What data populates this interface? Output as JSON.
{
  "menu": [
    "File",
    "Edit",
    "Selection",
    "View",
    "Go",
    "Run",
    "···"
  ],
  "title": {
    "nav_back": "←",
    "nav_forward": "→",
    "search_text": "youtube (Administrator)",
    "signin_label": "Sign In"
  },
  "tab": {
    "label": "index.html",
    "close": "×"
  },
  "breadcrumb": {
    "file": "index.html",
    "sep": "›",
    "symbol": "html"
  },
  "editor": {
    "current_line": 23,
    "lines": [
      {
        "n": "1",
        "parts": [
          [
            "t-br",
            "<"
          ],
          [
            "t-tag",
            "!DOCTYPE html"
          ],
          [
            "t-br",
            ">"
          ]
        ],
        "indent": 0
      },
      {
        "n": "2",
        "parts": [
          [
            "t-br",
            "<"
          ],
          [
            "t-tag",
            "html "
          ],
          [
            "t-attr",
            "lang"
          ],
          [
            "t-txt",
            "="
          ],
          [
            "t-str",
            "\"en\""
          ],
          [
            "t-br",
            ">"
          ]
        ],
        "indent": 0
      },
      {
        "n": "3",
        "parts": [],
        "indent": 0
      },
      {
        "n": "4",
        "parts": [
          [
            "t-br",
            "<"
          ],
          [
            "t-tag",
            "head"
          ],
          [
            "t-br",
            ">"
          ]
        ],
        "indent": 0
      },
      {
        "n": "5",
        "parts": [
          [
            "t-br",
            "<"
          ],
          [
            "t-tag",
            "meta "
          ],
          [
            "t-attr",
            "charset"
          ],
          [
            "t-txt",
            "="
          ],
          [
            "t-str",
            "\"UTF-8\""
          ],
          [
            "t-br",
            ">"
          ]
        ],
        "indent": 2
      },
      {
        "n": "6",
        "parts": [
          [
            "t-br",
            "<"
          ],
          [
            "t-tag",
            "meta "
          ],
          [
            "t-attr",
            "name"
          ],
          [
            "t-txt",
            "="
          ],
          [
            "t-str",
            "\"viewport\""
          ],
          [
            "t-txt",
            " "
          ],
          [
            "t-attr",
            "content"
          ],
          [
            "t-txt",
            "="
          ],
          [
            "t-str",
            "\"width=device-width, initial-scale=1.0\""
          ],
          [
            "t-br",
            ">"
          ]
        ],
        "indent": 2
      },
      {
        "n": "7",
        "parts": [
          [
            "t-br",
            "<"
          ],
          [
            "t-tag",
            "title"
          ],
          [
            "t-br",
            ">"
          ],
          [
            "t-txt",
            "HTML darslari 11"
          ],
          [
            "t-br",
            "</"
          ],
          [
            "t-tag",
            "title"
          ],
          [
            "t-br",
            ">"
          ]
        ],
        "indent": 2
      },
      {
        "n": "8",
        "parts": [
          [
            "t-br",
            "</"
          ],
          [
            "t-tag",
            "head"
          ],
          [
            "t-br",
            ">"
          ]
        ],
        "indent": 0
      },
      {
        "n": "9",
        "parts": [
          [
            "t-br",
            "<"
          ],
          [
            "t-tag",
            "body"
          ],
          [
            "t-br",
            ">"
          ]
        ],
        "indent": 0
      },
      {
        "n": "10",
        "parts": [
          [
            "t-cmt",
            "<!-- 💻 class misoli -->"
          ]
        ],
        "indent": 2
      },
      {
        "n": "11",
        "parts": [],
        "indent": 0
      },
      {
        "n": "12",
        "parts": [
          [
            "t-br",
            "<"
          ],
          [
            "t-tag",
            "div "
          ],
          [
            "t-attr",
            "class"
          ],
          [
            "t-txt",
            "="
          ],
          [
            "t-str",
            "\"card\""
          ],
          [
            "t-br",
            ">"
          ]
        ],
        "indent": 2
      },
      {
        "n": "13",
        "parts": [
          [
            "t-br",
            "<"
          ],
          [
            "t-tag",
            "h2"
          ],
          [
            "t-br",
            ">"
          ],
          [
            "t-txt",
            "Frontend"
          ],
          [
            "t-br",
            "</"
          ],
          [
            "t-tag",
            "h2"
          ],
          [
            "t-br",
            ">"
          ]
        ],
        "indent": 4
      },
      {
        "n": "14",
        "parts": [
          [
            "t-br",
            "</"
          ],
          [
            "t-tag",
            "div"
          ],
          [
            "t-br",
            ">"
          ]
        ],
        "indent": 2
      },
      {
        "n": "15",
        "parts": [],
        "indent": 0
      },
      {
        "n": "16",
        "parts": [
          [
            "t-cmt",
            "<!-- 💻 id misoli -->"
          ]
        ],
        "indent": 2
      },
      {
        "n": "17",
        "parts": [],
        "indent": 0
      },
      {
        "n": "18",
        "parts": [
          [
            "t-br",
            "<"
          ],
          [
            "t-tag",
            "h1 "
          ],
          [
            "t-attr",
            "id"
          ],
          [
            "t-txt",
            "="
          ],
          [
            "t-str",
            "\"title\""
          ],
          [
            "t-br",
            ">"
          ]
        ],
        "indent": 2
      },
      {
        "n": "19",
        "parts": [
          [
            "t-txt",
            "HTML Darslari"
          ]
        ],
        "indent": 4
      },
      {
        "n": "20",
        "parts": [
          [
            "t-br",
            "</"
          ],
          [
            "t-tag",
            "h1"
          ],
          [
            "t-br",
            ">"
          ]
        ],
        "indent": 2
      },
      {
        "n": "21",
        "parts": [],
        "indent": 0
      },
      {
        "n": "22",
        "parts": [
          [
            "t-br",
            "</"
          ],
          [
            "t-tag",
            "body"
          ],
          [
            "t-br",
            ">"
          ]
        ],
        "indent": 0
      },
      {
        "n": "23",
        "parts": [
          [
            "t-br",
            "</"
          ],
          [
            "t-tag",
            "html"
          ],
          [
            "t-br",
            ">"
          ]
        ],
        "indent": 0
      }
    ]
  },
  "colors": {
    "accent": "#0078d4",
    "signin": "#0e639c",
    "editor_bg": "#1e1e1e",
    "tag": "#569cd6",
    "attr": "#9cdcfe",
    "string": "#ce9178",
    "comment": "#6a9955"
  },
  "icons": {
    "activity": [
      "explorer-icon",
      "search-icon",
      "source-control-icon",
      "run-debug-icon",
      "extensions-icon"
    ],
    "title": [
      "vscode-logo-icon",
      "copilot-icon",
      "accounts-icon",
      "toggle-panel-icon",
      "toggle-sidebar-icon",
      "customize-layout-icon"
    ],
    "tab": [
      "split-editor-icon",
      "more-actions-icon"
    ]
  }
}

*OBJECTIVE*: Repeat all the entries exactly as given.

*OUTPUT OF THE TASK*:
What data populates this interface? Output as JSON.
{
  "menu": [
    "File",
    "Edit",
    "Selection",
    "View",
    "Go",
    "Run",
    "···"
  ],
  "title": {
    "nav_back": "←",
    "nav_forward": "→",
    "search_text": "youtube (Administrator)",
    "signin_label": "Sign In"
  },
  "tab": {
    "label": "index.html",
    "close": "×"
  },
  "breadcrumb": {
    "file": "index.html",
    "sep": "›",
    "symbol": "html"
  },
  "editor": {
    "current_line": 23,
    "lines": [
      {
        "n": "1",
        "parts": [
          [
            "t-br",
            "<"
          ],
          [
            "t-tag",
            "!DOCTYPE html"
          ],
          [
            "t-br",
            ">"
          ]
        ],
        "indent": 0
      },
      {
        "n": "2",
        "parts": [
          [
            "t-br",
            "<"
          ],
          [
            "t-tag",
            "html "
          ],
          [
            "t-attr",
            "lang"
          ],
          [
            "t-txt",
            "="
          ],
          [
            "t-str",
            "\"en\""
          ],
          [
            "t-br",
            ">"
          ]
        ],
        "indent": 0
      },
      {
        "n": "3",
        "parts": [],
        "indent": 0
      },
      {
        "n": "4",
        "parts": [
          [
            "t-br",
            "<"
          ],
          [
            "t-tag",
            "head"
          ],
          [
            "t-br",
            ">"
          ]
        ],
        "indent": 0
      },
      {
        "n": "5",
        "parts": [
          [
            "t-br",
            "<"
          ],
          [
            "t-tag",
            "meta "
          ],
          [
            "t-attr",
            "charset"
          ],
          [
            "t-txt",
            "="
          ],
          [
            "t-str",
            "\"UTF-8\""
          ],
          [
            "t-br",
            ">"
          ]
        ],
        "indent": 2
      },
      {
        "n": "6",
        "parts": [
          [
            "t-br",
            "<"
          ],
          [
            "t-tag",
            "meta "
          ],
          [
            "t-attr",
            "name"
          ],
          [
            "t-txt",
            "="
          ],
          [
            "t-str",
            "\"viewport\""
          ],
          [
            "t-txt",
            " "
          ],
          [
            "t-attr",
            "content"
          ],
          [
            "t-txt",
            "="
          ],
          [
            "t-str",
            "\"width=device-width, initial-scale=1.0\""
          ],
          [
            "t-br",
            ">"
          ]
        ],
        "indent": 2
      },
      {
        "n": "7",
        "parts": [
          [
            "t-br",
            "<"
          ],
          [
            "t-tag",
            "title"
          ],
          [
            "t-br",
            ">"
          ],
          [
            "t-txt",
            "HTML darslari 11"
          ],
          [
            "t-br",
            "</"
          ],
          [
            "t-tag",
            "title"
          ],
          [
            "t-br",
            ">"
          ]
        ],
        "indent": 2
      },
      {
        "n": "8",
        "parts": [
          [
            "t-br",
            "</"
          ],
          [
            "t-tag",
            "head"
          ],
          [
            "t-br",
            ">"
          ]
        ],
        "indent": 0
      },
      {
        "n": "9",
        "parts": [
          [
            "t-br",
            "<"
          ],
          [
            "t-tag",
            "body"
          ],
          [
            "t-br",
            ">"
          ]
        ],
        "indent": 0
      },
      {
        "n": "10",
        "parts": [
          [
            "t-cmt",
            "<!-- 💻 class misoli -->"
          ]
        ],
        "indent": 2
      },
      {
        "n": "11",
        "parts": [],
        "indent": 0
      },
      {
        "n": "12",
        "parts": [
          [
            "t-br",
            "<"
          ],
          [
            "t-tag",
            "div "
          ],
          [
            "t-attr",
            "class"
          ],
          [
            "t-txt",
            "="
          ],
          [
            "t-str",
            "\"card\""
          ],
          [
            "t-br",
            ">"
          ]
        ],
        "indent": 2
      },
      {
        "n": "13",
        "parts": [
          [
            "t-br",
            "<"
          ],
          [
            "t-tag",
            "h2"
          ],
          [
            "t-br",
            ">"
          ],
          [
            "t-txt",
            "Frontend"
          ],
          [
            "t-br",
            "</"
          ],
          [
            "t-tag",
            "h2"
          ],
          [
            "t-br",
            ">"
          ]
        ],
        "indent": 4
      },
      {
        "n": "14",
        "parts": [
          [
            "t-br",
            "</"
          ],
          [
            "t-tag",
            "div"
          ],
          [
            "t-br",
            ">"
          ]
        ],
        "indent": 2
      },
      {
        "n": "15",
        "parts": [],
        "indent": 0
      },
      {
        "n": "16",
        "parts": [
          [
            "t-cmt",
            "<!-- 💻 id misoli -->"
          ]
        ],
        "indent": 2
      },
      {
        "n": "17",
        "parts": [],
        "indent": 0
      },
      {
        "n": "18",
        "parts": [
          [
            "t-br",
            "<"
          ],
          [
            "t-tag",
            "h1 "
          ],
          [
            "t-attr",
            "id"
          ],
          [
            "t-txt",
            "="
          ],
          [
            "t-str",
            "\"title\""
          ],
          [
            "t-br",
            ">"
          ]
        ],
        "indent": 2
      },
      {
        "n": "19",
        "parts": [
          [
            "t-txt",
            "HTML Darslari"
          ]
        ],
        "indent": 4
      },
      {
        "n": "20",
        "parts": [
          [
            "t-br",
            "</"
          ],
          [
            "t-tag",
            "h1"
          ],
          [
            "t-br",
            ">"
          ]
        ],
        "indent": 2
      },
      {
        "n": "21",
        "parts": [],
        "indent": 0
      },
      {
        "n": "22",
        "parts": [
          [
            "t-br",
            "</"
          ],
          [
            "t-tag",
            "body"
          ],
          [
            "t-br",
            ">"
          ]
        ],
        "indent": 0
      },
      {
        "n": "23",
        "parts": [
          [
            "t-br",
            "</"
          ],
          [
            "t-tag",
            "html"
          ],
          [
            "t-br",
            ">"
          ]
        ],
        "indent": 0
      }
    ]
  },
  "colors": {
    "accent": "#0078d4",
    "signin": "#0e639c",
    "editor_bg": "#1e1e1e",
    "tag": "#569cd6",
    "attr": "#9cdcfe",
    "string": "#ce9178",
    "comment": "#6a9955"
  },
  "icons": {
    "activity": [
      "explorer-icon",
      "search-icon",
      "source-control-icon",
      "run-debug-icon",
      "extensions-icon"
    ],
    "title": [
      "vscode-logo-icon",
      "copilot-icon",
      "accounts-icon",
      "toggle-panel-icon",
      "toggle-sidebar-icon",
      "customize-layout-icon"
    ],
    "tab": [
      "split-editor-icon",
      "more-actions-icon"
    ]
  }
}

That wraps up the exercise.